- Dataset extract
* START *

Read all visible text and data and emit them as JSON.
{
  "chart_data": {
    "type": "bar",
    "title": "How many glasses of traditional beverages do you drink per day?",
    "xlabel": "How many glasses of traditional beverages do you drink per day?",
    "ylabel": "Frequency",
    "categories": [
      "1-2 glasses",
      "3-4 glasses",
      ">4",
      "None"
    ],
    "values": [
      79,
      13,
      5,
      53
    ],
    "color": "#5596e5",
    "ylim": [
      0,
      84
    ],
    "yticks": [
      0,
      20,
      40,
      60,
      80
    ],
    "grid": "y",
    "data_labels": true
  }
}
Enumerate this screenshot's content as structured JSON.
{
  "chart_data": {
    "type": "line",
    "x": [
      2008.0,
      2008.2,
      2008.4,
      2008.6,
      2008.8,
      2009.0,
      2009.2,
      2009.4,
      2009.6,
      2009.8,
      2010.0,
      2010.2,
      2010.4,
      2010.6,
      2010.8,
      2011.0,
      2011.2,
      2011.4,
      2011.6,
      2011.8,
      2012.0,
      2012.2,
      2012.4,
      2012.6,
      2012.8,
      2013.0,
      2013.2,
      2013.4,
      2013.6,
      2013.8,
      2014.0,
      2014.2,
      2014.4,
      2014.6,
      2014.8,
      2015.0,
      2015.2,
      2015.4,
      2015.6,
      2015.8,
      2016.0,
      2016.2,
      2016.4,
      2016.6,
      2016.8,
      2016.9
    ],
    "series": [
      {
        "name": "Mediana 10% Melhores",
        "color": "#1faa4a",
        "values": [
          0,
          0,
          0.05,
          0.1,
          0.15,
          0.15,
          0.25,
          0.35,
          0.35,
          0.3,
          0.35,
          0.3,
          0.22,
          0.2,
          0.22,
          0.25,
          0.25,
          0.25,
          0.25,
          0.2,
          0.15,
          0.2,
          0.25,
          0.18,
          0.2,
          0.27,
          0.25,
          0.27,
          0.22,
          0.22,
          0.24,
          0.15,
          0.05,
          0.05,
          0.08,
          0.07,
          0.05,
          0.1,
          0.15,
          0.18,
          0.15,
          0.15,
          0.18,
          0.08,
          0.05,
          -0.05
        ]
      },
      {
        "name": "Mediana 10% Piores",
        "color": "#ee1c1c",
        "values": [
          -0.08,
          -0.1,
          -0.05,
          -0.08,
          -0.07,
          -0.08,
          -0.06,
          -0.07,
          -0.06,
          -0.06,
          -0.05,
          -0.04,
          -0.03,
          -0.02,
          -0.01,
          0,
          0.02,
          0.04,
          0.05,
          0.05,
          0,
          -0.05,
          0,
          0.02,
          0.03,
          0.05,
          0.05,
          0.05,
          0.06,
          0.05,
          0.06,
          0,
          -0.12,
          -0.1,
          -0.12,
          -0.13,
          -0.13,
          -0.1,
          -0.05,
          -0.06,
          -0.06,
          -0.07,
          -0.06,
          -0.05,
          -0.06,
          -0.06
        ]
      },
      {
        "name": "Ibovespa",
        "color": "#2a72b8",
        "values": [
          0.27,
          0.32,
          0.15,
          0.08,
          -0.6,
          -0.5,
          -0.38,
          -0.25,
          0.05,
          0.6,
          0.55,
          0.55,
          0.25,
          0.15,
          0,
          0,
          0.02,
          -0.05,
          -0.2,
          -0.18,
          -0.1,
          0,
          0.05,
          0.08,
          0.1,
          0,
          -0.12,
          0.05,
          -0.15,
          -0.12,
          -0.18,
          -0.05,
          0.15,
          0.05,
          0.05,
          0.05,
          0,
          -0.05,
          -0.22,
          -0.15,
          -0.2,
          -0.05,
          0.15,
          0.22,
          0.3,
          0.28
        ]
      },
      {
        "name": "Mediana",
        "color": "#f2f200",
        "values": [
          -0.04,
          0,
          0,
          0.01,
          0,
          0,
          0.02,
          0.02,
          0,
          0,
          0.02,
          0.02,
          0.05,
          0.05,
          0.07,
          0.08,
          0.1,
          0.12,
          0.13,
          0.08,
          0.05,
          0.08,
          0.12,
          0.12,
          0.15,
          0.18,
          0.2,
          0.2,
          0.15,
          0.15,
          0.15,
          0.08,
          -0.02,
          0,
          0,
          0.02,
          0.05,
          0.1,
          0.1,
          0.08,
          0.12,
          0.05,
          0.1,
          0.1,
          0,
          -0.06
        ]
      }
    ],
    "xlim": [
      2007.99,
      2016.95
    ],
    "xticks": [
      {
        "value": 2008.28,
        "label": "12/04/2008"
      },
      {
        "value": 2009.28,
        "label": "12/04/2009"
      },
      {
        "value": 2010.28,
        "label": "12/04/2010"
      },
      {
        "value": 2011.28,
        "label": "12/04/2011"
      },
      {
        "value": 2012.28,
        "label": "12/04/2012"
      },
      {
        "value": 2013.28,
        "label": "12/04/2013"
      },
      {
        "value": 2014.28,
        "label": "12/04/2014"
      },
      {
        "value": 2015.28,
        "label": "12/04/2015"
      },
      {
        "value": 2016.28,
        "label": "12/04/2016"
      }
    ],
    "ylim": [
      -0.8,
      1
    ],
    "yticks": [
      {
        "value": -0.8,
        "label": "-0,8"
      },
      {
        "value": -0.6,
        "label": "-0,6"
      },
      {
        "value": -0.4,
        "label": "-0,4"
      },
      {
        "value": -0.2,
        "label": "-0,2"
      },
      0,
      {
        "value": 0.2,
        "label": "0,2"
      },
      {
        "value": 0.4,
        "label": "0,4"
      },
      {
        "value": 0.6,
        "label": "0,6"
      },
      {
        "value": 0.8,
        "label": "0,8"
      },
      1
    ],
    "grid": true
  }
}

* END *

- Given instruction
Repeat every line of the data, exactly and in full.

- Result below
Read all visible text and data and emit them as JSON.
{
  "chart_data": {
    "type": "bar",
    "title": "How many glasses of traditional beverages do you drink per day?",
    "xlabel": "How many glasses of traditional beverages do you drink per day?",
    "ylabel": "Frequency",
    "categories": [
      "1-2 glasses",
      "3-4 glasses",
      ">4",
      "None"
    ],
    "values": [
      79,
      13,
      5,
      53
    ],
    "color": "#5596e5",
    "ylim": [
      0,
      84
    ],
    "yticks": [
      0,
      20,
      40,
      60,
      80
    ],
    "grid": "y",
    "data_labels": true
  }
}
Enumerate this screenshot's content as structured JSON.
{
  "chart_data": {
    "type": "line",
    "x": [
      2008.0,
      2008.2,
      2008.4,
      2008.6,
      2008.8,
      2009.0,
      2009.2,
      2009.4,
      2009.6,
      2009.8,
      2010.0,
      2010.2,
      2010.4,
      2010.6,
      2010.8,
      2011.0,
      2011.2,
      2011.4,
      2011.6,
      2011.8,
      2012.0,
      2012.2,
      2012.4,
      2012.6,
      2012.8,
      2013.0,
      2013.2,
      2013.4,
      2013.6,
      2013.8,
      2014.0,
      2014.2,
      2014.4,
      2014.6,
      2014.8,
      2015.0,
      2015.2,
      2015.4,
      2015.6,
      2015.8,
      2016.0,
      2016.2,
      2016.4,
      2016.6,
      2016.8,
      2016.9
    ],
    "series": [
      {
        "name": "Mediana 10% Melhores",
        "color": "#1faa4a",
        "values": [
          0,
          0,
          0.05,
          0.1,
          0.15,
          0.15,
          0.25,
          0.35,
          0.35,
          0.3,
          0.35,
          0.3,
          0.22,
          0.2,
          0.22,
          0.25,
          0.25,
          0.25,
          0.25,
          0.2,
          0.15,
          0.2,
          0.25,
          0.18,
          0.2,
          0.27,
          0.25,
          0.27,
          0.22,
          0.22,
          0.24,
          0.15,
          0.05,
          0.05,
          0.08,
          0.07,
          0.05,
          0.1,
          0.15,
          0.18,
          0.15,
          0.15,
          0.18,
          0.08,
          0.05,
          -0.05
        ]
      },
      {
        "name": "Mediana 10% Piores",
        "color": "#ee1c1c",
        "values": [
          -0.08,
          -0.1,
          -0.05,
          -0.08,
          -0.07,
          -0.08,
          -0.06,
          -0.07,
          -0.06,
          -0.06,
          -0.05,
          -0.04,
          -0.03,
          -0.02,
          -0.01,
          0,
          0.02,
          0.04,
          0.05,
          0.05,
          0,
          -0.05,
          0,
          0.02,
          0.03,
          0.05,
          0.05,
          0.05,
          0.06,
          0.05,
          0.06,
          0,
          -0.12,
          -0.1,
          -0.12,
          -0.13,
          -0.13,
          -0.1,
          -0.05,
          -0.06,
          -0.06,
          -0.07,
          -0.06,
          -0.05,
          -0.06,
          -0.06
        ]
      },
      {
        "name": "Ibovespa",
        "color": "#2a72b8",
        "values": [
          0.27,
          0.32,
          0.15,
          0.08,
          -0.6,
          -0.5,
          -0.38,
          -0.25,
          0.05,
          0.6,
          0.55,
          0.55,
          0.25,
          0.15,
          0,
          0,
          0.02,
          -0.05,
          -0.2,
          -0.18,
          -0.1,
          0,
          0.05,
          0.08,
          0.1,
          0,
          -0.12,
          0.05,
          -0.15,
          -0.12,
          -0.18,
          -0.05,
          0.15,
          0.05,
          0.05,
          0.05,
          0,
          -0.05,
          -0.22,
          -0.15,
          -0.2,
          -0.05,
          0.15,
          0.22,
          0.3,
          0.28
        ]
      },
      {
        "name": "Mediana",
        "color": "#f2f200",
        "values": [
          -0.04,
          0,
          0,
          0.01,
          0,
          0,
          0.02,
          0.02,
          0,
          0,
          0.02,
          0.02,
          0.05,
          0.05,
          0.07,
          0.08,
          0.1,
          0.12,
          0.13,
          0.08,
          0.05,
          0.08,
          0.12,
          0.12,
          0.15,
          0.18,
          0.2,
          0.2,
          0.15,
          0.15,
          0.15,
          0.08,
          -0.02,
          0,
          0,
          0.02,
          0.05,
          0.1,
          0.1,
          0.08,
          0.12,
          0.05,
          0.1,
          0.1,
          0,
          -0.06
        ]
      }
    ],
    "xlim": [
      2007.99,
      2016.95
    ],
    "xticks": [
      {
        "value": 2008.28,
        "label": "12/04/2008"
      },
      {
        "value": 2009.28,
        "label": "12/04/2009"
      },
      {
        "value": 2010.28,
        "label": "12/04/2010"
      },
      {
        "value": 2011.28,
        "label": "12/04/2011"
      },
      {
        "value": 2012.28,
        "label": "12/04/2012"
      },
      {
        "value": 2013.28,
        "label": "12/04/2013"
      },
      {
        "value": 2014.28,
        "label": "12/04/2014"
      },
      {
        "value": 2015.28,
        "label": "12/04/2015"
      },
      {
        "value": 2016.28,
        "label": "12/04/2016"
      }
    ],
    "ylim": [
      -0.8,
      1
    ],
    "yticks": [
      {
        "value": -0.8,
        "label": "-0,8"
      },
      {
        "value": -0.6,
        "label": "-0,6"
      },
      {
        "value": -0.4,
        "label": "-0,4"
      },
      {
        "value": -0.2,
        "label": "-0,2"
      },
      0,
      {
        "value": 0.2,
        "label": "0,2"
      },
      {
        "value": 0.4,
        "label": "0,4"
      },
      {
        "value": 0.6,
        "label": "0,6"
      },
      {
        "value": 0.8,
        "label": "0,8"
      },
      1
    ],
    "grid": true
  }
}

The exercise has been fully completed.